◆ **Task to carry out**
Provide an exact reproduction of every entry.
--- begin Task input ---
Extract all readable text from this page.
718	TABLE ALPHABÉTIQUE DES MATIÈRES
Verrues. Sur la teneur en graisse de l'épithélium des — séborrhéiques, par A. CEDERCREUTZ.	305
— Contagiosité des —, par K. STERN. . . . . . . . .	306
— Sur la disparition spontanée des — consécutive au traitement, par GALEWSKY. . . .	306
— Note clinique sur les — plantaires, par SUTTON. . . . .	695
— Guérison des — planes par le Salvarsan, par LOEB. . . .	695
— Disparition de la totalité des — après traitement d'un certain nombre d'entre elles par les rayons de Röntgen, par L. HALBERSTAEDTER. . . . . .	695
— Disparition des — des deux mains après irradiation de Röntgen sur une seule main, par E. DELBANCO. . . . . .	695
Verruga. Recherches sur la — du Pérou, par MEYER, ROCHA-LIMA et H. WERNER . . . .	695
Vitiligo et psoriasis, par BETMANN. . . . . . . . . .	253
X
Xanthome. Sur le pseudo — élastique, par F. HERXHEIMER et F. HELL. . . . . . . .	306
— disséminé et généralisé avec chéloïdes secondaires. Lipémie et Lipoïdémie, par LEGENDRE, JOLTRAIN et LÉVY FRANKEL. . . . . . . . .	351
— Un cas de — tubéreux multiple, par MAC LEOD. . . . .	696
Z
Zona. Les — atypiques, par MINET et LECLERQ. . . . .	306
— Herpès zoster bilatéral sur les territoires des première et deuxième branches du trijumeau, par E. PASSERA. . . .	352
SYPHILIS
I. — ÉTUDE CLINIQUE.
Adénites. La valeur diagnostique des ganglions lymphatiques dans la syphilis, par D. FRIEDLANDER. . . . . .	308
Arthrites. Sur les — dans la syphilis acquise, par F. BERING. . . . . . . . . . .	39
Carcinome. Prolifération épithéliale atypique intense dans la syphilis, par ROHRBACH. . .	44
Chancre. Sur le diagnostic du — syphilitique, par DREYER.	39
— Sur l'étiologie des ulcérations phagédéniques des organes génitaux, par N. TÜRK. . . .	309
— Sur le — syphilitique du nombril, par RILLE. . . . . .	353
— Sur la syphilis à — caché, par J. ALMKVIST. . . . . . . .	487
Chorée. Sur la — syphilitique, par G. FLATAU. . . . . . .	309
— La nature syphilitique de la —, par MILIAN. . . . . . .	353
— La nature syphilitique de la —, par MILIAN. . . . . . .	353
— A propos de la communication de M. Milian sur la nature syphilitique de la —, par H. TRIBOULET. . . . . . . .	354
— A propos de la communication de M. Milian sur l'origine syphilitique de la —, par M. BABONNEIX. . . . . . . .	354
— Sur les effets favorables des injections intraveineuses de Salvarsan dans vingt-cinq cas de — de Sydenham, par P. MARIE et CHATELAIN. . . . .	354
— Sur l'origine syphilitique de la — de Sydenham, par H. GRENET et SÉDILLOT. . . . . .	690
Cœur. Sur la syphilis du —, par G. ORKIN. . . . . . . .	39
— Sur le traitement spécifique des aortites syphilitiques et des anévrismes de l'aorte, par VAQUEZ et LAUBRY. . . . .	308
--- end Task input ---
◆ **The output**
Extract all readable text from this page.
718	TABLE ALPHABÉTIQUE DES MATIÈRES
Verrues. Sur la teneur en graisse de l'épithélium des — séborrhéiques, par A. CEDERCREUTZ.	305
— Contagiosité des —, par K. STERN. . . . . . . . .	306
— Sur la disparition spontanée des — consécutive au traitement, par GALEWSKY. . . .	306
— Note clinique sur les — plantaires, par SUTTON. . . . .	695
— Guérison des — planes par le Salvarsan, par LOEB. . . .	695
— Disparition de la totalité des — après traitement d'un certain nombre d'entre elles par les rayons de Röntgen, par L. HALBERSTAEDTER. . . . . .	695
— Disparition des — des deux mains après irradiation de Röntgen sur une seule main, par E. DELBANCO. . . . . .	695
Verruga. Recherches sur la — du Pérou, par MEYER, ROCHA-LIMA et H. WERNER . . . .	695
Vitiligo et psoriasis, par BETMANN. . . . . . . . . .	253
X
Xanthome. Sur le pseudo — élastique, par F. HERXHEIMER et F. HELL. . . . . . . .	306
— disséminé et généralisé avec chéloïdes secondaires. Lipémie et Lipoïdémie, par LEGENDRE, JOLTRAIN et LÉVY FRANKEL. . . . . . . . .	351
— Un cas de — tubéreux multiple, par MAC LEOD. . . . .	696
Z
Zona. Les — atypiques, par MINET et LECLERQ. . . . .	306
— Herpès zoster bilatéral sur les territoires des première et deuxième branches du trijumeau, par E. PASSERA. . . .	352
SYPHILIS
I. — ÉTUDE CLINIQUE.
Adénites. La valeur diagnostique des ganglions lymphatiques dans la syphilis, par D. FRIEDLANDER. . . . . .	308
Arthrites. Sur les — dans la syphilis acquise, par F. BERING. . . . . . . . . . .	39
Carcinome. Prolifération épithéliale atypique intense dans la syphilis, par ROHRBACH. . .	44
Chancre. Sur le diagnostic du — syphilitique, par DREYER.	39
— Sur l'étiologie des ulcérations phagédéniques des organes génitaux, par N. TÜRK. . . .	309
— Sur le — syphilitique du nombril, par RILLE. . . . . .	353
— Sur la syphilis à — caché, par J. ALMKVIST. . . . . . . .	487
Chorée. Sur la — syphilitique, par G. FLATAU. . . . . . .	309
— La nature syphilitique de la —, par MILIAN. . . . . . .	353
— La nature syphilitique de la —, par MILIAN. . . . . . .	353
— A propos de la communication de M. Milian sur la nature syphilitique de la —, par H. TRIBOULET. . . . . . . .	354
— A propos de la communication de M. Milian sur l'origine syphilitique de la —, par M. BABONNEIX. . . . . . . .	354
— Sur les effets favorables des injections intraveineuses de Salvarsan dans vingt-cinq cas de — de Sydenham, par P. MARIE et CHATELAIN. . . . .	354
— Sur l'origine syphilitique de la — de Sydenham, par H. GRENET et SÉDILLOT. . . . . .	690
Cœur. Sur la syphilis du —, par G. ORKIN. . . . . . . .	39
— Sur le traitement spécifique des aortites syphilitiques et des anévrismes de l'aorte, par VAQUEZ et LAUBRY. . . . .	308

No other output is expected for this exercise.